[Dataset items]
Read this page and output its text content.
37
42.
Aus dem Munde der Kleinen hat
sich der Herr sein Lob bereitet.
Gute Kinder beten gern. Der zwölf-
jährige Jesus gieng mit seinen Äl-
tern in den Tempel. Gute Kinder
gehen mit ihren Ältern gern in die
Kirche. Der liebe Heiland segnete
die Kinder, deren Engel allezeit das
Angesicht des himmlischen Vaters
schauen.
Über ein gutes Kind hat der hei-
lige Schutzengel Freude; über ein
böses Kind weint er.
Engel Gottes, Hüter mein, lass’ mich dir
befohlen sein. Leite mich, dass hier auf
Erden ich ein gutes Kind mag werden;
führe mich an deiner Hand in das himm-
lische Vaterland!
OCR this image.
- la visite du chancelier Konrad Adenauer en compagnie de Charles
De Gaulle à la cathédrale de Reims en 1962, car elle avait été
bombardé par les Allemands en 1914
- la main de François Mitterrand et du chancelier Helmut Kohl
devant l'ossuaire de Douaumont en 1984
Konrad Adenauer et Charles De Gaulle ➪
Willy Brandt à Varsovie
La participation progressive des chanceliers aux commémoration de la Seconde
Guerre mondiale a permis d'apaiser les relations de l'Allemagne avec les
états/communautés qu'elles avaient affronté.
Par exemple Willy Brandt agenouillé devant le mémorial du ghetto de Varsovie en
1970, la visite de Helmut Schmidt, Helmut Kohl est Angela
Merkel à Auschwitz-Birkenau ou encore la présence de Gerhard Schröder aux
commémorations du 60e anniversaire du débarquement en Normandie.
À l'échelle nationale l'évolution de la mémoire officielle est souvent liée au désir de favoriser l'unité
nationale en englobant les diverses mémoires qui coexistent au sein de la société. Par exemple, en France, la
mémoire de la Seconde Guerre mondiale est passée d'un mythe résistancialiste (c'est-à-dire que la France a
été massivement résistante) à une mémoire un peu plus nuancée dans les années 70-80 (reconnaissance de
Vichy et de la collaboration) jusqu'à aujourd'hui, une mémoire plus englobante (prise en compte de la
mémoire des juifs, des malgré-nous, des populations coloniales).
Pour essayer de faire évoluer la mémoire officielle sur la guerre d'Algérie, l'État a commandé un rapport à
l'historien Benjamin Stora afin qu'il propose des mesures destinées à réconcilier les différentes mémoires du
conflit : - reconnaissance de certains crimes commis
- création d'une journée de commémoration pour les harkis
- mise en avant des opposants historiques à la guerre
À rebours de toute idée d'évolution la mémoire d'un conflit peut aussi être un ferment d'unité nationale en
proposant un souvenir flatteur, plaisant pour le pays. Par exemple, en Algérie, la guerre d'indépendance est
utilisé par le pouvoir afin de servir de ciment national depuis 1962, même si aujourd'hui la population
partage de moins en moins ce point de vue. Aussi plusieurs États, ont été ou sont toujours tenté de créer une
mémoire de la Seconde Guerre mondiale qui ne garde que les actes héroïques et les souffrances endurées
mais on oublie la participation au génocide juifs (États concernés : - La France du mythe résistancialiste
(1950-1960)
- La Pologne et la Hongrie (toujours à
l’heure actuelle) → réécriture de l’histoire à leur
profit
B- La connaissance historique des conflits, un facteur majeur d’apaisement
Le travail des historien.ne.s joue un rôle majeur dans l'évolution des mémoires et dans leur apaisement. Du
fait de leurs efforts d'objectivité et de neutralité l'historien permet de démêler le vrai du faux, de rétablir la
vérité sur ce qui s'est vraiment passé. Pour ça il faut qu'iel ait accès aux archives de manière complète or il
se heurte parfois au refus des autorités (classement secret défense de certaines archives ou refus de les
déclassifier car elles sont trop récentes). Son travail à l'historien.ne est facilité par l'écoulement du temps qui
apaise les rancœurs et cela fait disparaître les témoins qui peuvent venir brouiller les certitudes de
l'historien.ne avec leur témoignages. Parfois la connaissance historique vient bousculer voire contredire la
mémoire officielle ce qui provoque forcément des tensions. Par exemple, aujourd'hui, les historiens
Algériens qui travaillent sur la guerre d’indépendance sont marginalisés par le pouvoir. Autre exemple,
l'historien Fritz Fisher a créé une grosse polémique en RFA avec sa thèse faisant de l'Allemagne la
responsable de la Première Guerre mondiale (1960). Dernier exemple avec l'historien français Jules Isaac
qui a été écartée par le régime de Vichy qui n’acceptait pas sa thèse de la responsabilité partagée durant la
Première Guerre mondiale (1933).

• _What the task requires_
Retype the whole listing above exactly.

• _Task output_
Read this page and output its text content.
37
42.
Aus dem Munde der Kleinen hat
sich der Herr sein Lob bereitet.
Gute Kinder beten gern. Der zwölf-
jährige Jesus gieng mit seinen Äl-
tern in den Tempel. Gute Kinder
gehen mit ihren Ältern gern in die
Kirche. Der liebe Heiland segnete
die Kinder, deren Engel allezeit das
Angesicht des himmlischen Vaters
schauen.
Über ein gutes Kind hat der hei-
lige Schutzengel Freude; über ein
böses Kind weint er.
Engel Gottes, Hüter mein, lass’ mich dir
befohlen sein. Leite mich, dass hier auf
Erden ich ein gutes Kind mag werden;
führe mich an deiner Hand in das himm-
lische Vaterland!
OCR this image.
- la visite du chancelier Konrad Adenauer en compagnie de Charles
De Gaulle à la cathédrale de Reims en 1962, car elle avait été
bombardé par les Allemands en 1914
- la main de François Mitterrand et du chancelier Helmut Kohl
devant l'ossuaire de Douaumont en 1984
Konrad Adenauer et Charles De Gaulle ➪
Willy Brandt à Varsovie
La participation progressive des chanceliers aux commémoration de la Seconde
Guerre mondiale a permis d'apaiser les relations de l'Allemagne avec les
états/communautés qu'elles avaient affronté.
Par exemple Willy Brandt agenouillé devant le mémorial du ghetto de Varsovie en
1970, la visite de Helmut Schmidt, Helmut Kohl est Angela
Merkel à Auschwitz-Birkenau ou encore la présence de Gerhard Schröder aux
commémorations du 60e anniversaire du débarquement en Normandie.
À l'échelle nationale l'évolution de la mémoire officielle est souvent liée au désir de favoriser l'unité
nationale en englobant les diverses mémoires qui coexistent au sein de la société. Par exemple, en France, la
mémoire de la Seconde Guerre mondiale est passée d'un mythe résistancialiste (c'est-à-dire que la France a
été massivement résistante) à une mémoire un peu plus nuancée dans les années 70-80 (reconnaissance de
Vichy et de la collaboration) jusqu'à aujourd'hui, une mémoire plus englobante (prise en compte de la
mémoire des juifs, des malgré-nous, des populations coloniales).
Pour essayer de faire évoluer la mémoire officielle sur la guerre d'Algérie, l'État a commandé un rapport à
l'historien Benjamin Stora afin qu'il propose des mesures destinées à réconcilier les différentes mémoires du
conflit : - reconnaissance de certains crimes commis
- création d'une journée de commémoration pour les harkis
- mise en avant des opposants historiques à la guerre
À rebours de toute idée d'évolution la mémoire d'un conflit peut aussi être un ferment d'unité nationale en
proposant un souvenir flatteur, plaisant pour le pays. Par exemple, en Algérie, la guerre d'indépendance est
utilisé par le pouvoir afin de servir de ciment national depuis 1962, même si aujourd'hui la population
partage de moins en moins ce point de vue. Aussi plusieurs États, ont été ou sont toujours tenté de créer une
mémoire de la Seconde Guerre mondiale qui ne garde que les actes héroïques et les souffrances endurées
mais on oublie la participation au génocide juifs (États concernés : - La France du mythe résistancialiste
(1950-1960)
- La Pologne et la Hongrie (toujours à
l’heure actuelle) → réécriture de l’histoire à leur
profit
B- La connaissance historique des conflits, un facteur majeur d’apaisement
Le travail des historien.ne.s joue un rôle majeur dans l'évolution des mémoires et dans leur apaisement. Du
fait de leurs efforts d'objectivité et de neutralité l'historien permet de démêler le vrai du faux, de rétablir la
vérité sur ce qui s'est vraiment passé. Pour ça il faut qu'iel ait accès aux archives de manière complète or il
se heurte parfois au refus des autorités (classement secret défense de certaines archives ou refus de les
déclassifier car elles sont trop récentes). Son travail à l'historien.ne est facilité par l'écoulement du temps qui
apaise les rancœurs et cela fait disparaître les témoins qui peuvent venir brouiller les certitudes de
l'historien.ne avec leur témoignages. Parfois la connaissance historique vient bousculer voire contredire la
mémoire officielle ce qui provoque forcément des tensions. Par exemple, aujourd'hui, les historiens
Algériens qui travaillent sur la guerre d’indépendance sont marginalisés par le pouvoir. Autre exemple,
l'historien Fritz Fisher a créé une grosse polémique en RFA avec sa thèse faisant de l'Allemagne la
responsable de la Première Guerre mondiale (1960). Dernier exemple avec l'historien français Jules Isaac
qui a été écartée par le régime de Vichy qui n’acceptait pas sa thèse de la responsabilité partagée durant la
Première Guerre mondiale (1933).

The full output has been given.